Aim of the exercise:
Every line from the one with "Extract the structured" to the end of the data needs to be copied exactly, and no line before it.

Records about charts and figures:
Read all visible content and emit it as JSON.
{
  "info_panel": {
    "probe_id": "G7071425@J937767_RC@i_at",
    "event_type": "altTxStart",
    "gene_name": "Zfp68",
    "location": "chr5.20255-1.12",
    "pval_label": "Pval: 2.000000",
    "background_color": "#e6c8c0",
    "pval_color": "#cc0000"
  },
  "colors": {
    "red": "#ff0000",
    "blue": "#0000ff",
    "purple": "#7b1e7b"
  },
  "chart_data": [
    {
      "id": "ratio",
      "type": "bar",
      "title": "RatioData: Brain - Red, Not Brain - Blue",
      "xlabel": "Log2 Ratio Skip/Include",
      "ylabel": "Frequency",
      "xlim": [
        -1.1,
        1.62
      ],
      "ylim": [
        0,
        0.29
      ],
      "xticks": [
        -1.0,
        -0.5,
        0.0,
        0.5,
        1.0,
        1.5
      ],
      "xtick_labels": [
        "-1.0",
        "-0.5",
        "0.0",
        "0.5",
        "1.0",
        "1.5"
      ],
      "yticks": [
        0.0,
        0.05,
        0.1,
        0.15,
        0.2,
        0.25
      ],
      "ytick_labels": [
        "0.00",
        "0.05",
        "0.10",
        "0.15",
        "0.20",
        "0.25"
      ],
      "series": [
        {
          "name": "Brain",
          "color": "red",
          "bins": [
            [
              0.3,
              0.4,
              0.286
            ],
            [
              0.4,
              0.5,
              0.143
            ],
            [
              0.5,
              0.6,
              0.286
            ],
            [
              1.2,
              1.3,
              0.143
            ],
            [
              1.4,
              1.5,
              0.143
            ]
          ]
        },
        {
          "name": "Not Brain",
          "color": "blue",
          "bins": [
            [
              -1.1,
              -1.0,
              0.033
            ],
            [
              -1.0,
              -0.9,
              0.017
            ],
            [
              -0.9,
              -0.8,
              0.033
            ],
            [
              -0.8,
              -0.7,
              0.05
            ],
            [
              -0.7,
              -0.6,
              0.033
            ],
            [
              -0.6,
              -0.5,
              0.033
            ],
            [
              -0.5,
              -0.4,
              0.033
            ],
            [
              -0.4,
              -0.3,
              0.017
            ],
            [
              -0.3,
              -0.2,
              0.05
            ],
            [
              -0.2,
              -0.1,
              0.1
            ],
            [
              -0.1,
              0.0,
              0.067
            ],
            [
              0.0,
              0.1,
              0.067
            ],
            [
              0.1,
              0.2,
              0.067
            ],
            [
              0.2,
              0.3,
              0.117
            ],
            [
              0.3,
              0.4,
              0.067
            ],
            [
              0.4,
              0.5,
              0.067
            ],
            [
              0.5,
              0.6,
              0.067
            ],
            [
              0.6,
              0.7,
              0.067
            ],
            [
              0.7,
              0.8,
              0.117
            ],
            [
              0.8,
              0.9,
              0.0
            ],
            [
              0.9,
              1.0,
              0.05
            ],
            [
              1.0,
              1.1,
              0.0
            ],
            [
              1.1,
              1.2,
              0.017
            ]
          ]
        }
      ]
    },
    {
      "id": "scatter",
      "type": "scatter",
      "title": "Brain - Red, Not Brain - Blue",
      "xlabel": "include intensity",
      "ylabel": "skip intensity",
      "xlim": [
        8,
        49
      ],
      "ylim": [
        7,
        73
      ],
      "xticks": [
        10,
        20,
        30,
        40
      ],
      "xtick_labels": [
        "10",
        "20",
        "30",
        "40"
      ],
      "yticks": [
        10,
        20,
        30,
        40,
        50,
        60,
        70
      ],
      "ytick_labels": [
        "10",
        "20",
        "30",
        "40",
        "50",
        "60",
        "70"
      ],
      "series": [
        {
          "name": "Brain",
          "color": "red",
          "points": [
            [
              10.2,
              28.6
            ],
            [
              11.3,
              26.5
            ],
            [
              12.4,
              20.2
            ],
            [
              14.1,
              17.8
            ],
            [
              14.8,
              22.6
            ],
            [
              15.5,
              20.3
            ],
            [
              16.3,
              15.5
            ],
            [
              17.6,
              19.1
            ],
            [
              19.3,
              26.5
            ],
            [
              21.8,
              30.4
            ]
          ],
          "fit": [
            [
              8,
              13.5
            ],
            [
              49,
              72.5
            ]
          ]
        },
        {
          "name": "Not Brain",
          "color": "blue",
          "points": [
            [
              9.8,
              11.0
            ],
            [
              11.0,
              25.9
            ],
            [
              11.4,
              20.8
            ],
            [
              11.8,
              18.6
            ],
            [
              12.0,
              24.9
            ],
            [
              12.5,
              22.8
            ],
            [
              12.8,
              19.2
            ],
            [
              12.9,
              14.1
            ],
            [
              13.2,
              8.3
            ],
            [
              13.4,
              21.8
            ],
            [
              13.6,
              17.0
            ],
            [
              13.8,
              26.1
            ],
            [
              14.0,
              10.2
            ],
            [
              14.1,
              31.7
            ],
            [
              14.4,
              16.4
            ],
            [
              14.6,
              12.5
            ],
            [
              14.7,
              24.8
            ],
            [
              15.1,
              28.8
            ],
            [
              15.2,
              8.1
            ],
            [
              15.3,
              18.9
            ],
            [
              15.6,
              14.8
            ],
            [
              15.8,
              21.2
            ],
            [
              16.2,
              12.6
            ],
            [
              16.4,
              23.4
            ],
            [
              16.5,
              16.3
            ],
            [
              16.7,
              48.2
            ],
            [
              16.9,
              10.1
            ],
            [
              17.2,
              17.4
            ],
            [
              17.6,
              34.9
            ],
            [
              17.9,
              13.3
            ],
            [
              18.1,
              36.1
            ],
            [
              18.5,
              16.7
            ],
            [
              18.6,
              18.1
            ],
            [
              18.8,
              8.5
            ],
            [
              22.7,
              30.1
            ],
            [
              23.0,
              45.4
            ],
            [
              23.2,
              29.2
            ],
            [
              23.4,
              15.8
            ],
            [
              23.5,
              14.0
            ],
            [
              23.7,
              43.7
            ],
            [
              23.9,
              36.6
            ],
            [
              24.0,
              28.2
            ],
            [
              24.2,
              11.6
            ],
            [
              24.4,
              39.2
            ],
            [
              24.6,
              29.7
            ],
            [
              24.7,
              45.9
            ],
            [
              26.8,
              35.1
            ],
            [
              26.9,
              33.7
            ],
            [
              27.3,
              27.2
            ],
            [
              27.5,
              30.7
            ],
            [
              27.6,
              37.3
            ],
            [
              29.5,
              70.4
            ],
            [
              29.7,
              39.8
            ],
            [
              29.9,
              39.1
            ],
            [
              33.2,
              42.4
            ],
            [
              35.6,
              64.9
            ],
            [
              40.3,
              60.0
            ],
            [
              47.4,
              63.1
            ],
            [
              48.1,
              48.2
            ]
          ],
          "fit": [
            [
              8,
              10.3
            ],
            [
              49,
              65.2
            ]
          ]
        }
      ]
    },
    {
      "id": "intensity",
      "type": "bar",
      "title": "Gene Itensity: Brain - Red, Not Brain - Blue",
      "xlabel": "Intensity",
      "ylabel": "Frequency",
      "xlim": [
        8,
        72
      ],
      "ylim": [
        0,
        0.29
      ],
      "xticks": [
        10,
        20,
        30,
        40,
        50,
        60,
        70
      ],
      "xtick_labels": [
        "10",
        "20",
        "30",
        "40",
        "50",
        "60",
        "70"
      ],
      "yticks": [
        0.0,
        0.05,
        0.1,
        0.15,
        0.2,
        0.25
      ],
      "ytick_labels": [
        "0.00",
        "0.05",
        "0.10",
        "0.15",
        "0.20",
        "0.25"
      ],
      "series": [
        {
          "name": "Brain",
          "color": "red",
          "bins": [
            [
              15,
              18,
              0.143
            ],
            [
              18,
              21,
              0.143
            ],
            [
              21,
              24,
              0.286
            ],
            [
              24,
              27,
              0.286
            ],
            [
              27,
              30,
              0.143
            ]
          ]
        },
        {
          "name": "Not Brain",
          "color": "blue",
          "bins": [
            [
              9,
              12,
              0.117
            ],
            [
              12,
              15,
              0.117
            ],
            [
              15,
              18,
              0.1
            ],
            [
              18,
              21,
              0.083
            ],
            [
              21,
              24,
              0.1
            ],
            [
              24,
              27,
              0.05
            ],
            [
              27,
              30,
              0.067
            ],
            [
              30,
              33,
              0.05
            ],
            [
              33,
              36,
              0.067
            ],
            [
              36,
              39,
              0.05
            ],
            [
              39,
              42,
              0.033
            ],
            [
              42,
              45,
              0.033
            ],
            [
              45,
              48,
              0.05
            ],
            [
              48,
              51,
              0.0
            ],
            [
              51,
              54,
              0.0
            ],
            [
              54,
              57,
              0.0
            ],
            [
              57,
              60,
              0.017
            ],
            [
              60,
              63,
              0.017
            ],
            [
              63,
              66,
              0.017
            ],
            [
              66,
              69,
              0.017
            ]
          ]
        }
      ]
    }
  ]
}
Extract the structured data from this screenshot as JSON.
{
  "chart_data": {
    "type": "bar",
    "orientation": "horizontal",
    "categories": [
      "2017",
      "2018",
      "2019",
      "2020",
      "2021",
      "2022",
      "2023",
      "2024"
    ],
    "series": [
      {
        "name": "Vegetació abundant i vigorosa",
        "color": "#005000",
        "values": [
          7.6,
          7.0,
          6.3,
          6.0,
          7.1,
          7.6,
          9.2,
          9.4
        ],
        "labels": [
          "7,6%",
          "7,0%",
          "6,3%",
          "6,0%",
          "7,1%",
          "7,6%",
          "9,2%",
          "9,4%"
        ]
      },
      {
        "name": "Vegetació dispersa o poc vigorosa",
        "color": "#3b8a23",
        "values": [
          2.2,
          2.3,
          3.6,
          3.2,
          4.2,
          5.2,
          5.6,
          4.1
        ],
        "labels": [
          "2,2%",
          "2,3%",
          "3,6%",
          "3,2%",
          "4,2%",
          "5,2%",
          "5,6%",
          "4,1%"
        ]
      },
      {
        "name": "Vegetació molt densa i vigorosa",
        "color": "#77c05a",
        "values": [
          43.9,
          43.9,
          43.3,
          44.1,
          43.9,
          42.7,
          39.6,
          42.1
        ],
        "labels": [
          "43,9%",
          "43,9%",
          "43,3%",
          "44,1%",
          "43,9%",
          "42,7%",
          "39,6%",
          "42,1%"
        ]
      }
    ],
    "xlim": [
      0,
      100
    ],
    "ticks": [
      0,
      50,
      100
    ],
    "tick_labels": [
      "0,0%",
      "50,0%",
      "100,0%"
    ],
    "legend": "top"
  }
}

Task answer:
Extract the structured data from this screenshot as JSON.
{
  "chart_data": {
    "type": "bar",
    "orientation": "horizontal",
    "categories": [
      "2017",
      "2018",
      "2019",
      "2020",
      "2021",
      "2022",
      "2023",
      "2024"
    ],
    "series": [
      {
        "name": "Vegetació abundant i vigorosa",
        "color": "#005000",
        "values": [
          7.6,
          7.0,
          6.3,
          6.0,
          7.1,
          7.6,
          9.2,
          9.4
        ],
        "labels": [
          "7,6%",
          "7,0%",
          "6,3%",
          "6,0%",
          "7,1%",
          "7,6%",
          "9,2%",
          "9,4%"
        ]
      },
      {
        "name": "Vegetació dispersa o poc vigorosa",
        "color": "#3b8a23",
        "values": [
          2.2,
          2.3,
          3.6,
          3.2,
          4.2,
          5.2,
          5.6,
          4.1
        ],
        "labels": [
          "2,2%",
          "2,3%",
          "3,6%",
          "3,2%",
          "4,2%",
          "5,2%",
          "5,6%",
          "4,1%"
        ]
      },
      {
        "name": "Vegetació molt densa i vigorosa",
        "color": "#77c05a",
        "values": [
          43.9,
          43.9,
          43.3,
          44.1,
          43.9,
          42.7,
          39.6,
          42.1
        ],
        "labels": [
          "43,9%",
          "43,9%",
          "43,3%",
          "44,1%",
          "43,9%",
          "42,7%",
          "39,6%",
          "42,1%"
        ]
      }
    ],
    "xlim": [
      0,
      100
    ],
    "ticks": [
      0,
      50,
      100
    ],
    "tick_labels": [
      "0,0%",
      "50,0%",
      "100,0%"
    ],
    "legend": "top"
  }
}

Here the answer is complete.